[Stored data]
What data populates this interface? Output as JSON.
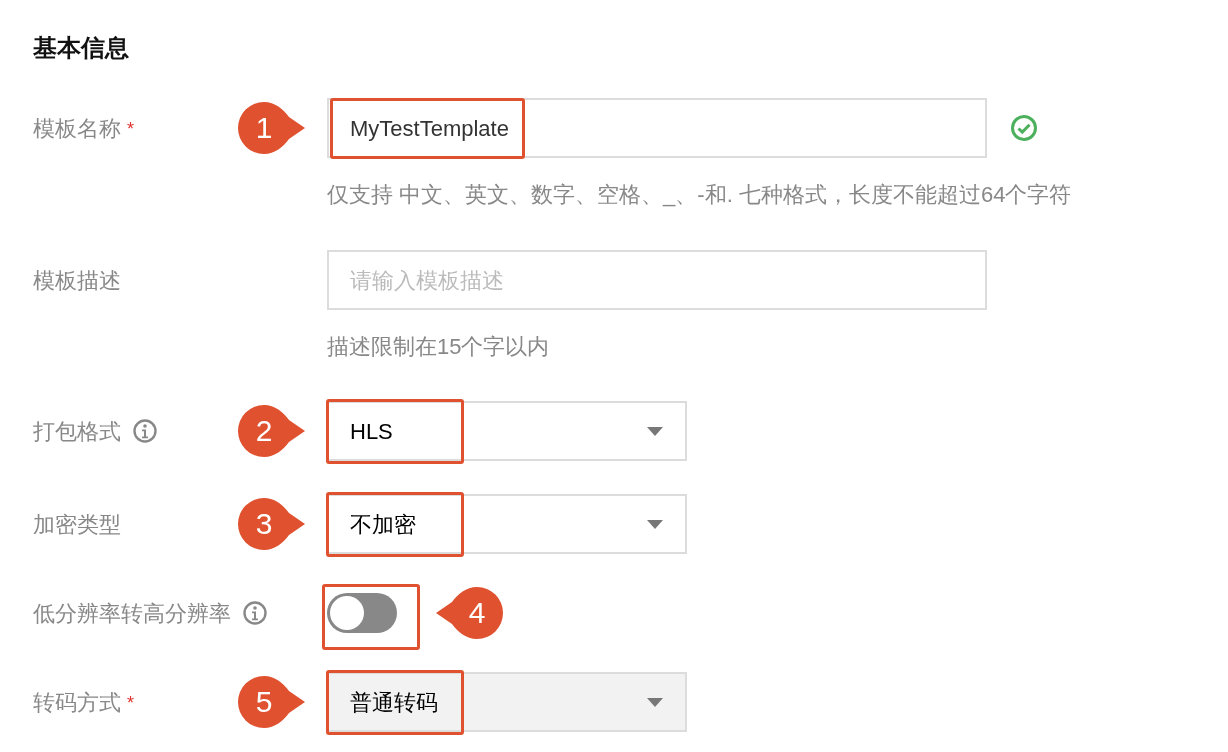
{
  "section_title": "基本信息",
  "fields": [
    {
      "kind": "text",
      "label": "模板名称",
      "required_mark": "*",
      "value": "MyTestTemplate",
      "valid": true,
      "hint": "仅支持 中文、英文、数字、空格、_、-和. 七种格式，长度不能超过64个字符",
      "callout": "1"
    },
    {
      "kind": "text",
      "label": "模板描述",
      "placeholder": "请输入模板描述",
      "hint": "描述限制在15个字以内"
    },
    {
      "kind": "select",
      "label": "打包格式",
      "info": true,
      "value": "HLS",
      "disabled": false,
      "callout": "2"
    },
    {
      "kind": "select",
      "label": "加密类型",
      "value": "不加密",
      "disabled": false,
      "callout": "3"
    },
    {
      "kind": "switch",
      "label": "低分辨率转高分辨率",
      "info": true,
      "on": false,
      "callout": "4"
    },
    {
      "kind": "select",
      "label": "转码方式",
      "required_mark": "*",
      "value": "普通转码",
      "disabled": true,
      "callout": "5"
    }
  ]
}
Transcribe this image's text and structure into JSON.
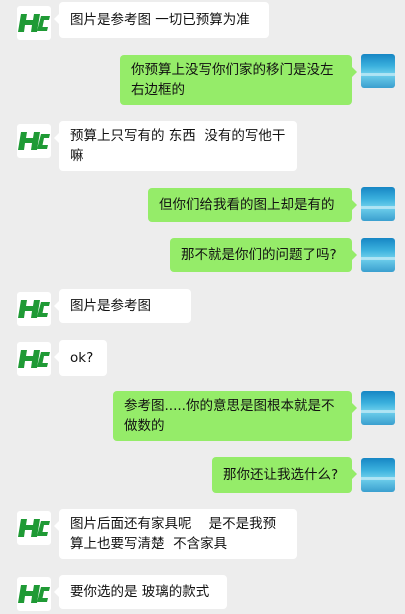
{
  "colors": {
    "background": "#ededed",
    "incoming_bubble": "#ffffff",
    "outgoing_bubble": "#95ec69",
    "logo_green": "#1f9a35"
  },
  "messages": [
    {
      "side": "left",
      "text": "图片是参考图 一切已预算为准"
    },
    {
      "side": "right",
      "text": "你预算上没写你们家的移门是没左右边框的"
    },
    {
      "side": "left",
      "text": "预算上只写有的 东西  没有的写他干嘛"
    },
    {
      "side": "right",
      "text": "但你们给我看的图上却是有的"
    },
    {
      "side": "right",
      "text": "那不就是你们的问题了吗?"
    },
    {
      "side": "left",
      "text": "图片是参考图"
    },
    {
      "side": "left",
      "text": "ok?"
    },
    {
      "side": "right",
      "text": "参考图.....你的意思是图根本就是不做数的"
    },
    {
      "side": "right",
      "text": "那你还让我选什么?"
    },
    {
      "side": "left",
      "text": "图片后面还有家具呢    是不是我预算上也要写清楚  不含家具"
    },
    {
      "side": "left",
      "text": "要你选的是 玻璃的款式"
    }
  ]
}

*PROBLEM TO SOLVE:* Search the listing for the string "this". Copy each line where it turns up.

*SOLUTION BELOW:*
What data populates this interface? Output as JSON.
Transcribe this image's text and structure into JSON.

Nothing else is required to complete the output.